- _Structured figure records_:
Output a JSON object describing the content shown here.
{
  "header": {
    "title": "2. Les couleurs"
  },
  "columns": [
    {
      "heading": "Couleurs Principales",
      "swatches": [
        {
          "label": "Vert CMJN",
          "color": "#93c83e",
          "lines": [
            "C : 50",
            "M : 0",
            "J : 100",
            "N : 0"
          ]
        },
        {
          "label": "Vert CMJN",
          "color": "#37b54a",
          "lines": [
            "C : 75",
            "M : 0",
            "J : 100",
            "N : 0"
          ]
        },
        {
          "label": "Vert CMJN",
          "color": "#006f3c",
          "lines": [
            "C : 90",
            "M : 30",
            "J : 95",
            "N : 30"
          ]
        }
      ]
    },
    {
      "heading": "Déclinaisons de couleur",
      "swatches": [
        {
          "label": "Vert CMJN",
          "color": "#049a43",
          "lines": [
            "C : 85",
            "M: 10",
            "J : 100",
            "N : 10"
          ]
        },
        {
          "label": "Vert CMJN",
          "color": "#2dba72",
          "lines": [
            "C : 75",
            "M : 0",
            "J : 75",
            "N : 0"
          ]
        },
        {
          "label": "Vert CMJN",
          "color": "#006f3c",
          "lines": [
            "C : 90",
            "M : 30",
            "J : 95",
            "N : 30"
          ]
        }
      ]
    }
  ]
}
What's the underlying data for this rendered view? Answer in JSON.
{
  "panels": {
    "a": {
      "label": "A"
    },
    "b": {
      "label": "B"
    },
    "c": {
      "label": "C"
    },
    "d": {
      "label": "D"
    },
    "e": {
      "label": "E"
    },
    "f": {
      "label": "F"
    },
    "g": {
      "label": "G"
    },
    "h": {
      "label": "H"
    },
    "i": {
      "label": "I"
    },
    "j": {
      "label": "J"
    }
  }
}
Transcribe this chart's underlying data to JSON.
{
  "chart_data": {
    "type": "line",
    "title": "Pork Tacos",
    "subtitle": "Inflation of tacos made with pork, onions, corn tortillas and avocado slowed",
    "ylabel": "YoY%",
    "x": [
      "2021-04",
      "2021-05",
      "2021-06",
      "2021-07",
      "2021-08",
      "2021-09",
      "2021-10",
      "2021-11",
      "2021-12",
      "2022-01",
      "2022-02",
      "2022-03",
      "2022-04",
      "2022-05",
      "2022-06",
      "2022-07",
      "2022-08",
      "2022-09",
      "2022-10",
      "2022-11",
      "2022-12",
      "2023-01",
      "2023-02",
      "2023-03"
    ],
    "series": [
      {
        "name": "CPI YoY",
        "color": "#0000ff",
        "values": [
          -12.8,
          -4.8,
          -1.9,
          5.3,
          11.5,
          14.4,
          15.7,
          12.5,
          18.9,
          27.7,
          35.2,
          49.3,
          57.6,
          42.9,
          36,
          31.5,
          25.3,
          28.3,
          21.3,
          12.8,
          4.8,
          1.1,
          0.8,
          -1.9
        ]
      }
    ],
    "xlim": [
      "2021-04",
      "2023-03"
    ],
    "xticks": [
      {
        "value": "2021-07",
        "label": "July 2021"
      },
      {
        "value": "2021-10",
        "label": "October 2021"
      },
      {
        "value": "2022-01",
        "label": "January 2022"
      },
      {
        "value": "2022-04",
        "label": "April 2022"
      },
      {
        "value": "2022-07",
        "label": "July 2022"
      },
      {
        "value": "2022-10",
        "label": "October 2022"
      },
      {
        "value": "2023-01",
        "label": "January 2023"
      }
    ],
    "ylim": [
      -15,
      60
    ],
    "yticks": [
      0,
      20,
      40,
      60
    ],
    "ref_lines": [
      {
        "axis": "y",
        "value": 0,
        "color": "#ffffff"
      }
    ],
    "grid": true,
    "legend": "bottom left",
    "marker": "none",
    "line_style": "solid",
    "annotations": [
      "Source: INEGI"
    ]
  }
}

- _EXERCISE PROMPT_:
Check each line of the records for the word "January", and show the lines that contain it.

- _RESPONSE TO THE TASK_:
        "label": "January 2022"
        "label": "January 2023"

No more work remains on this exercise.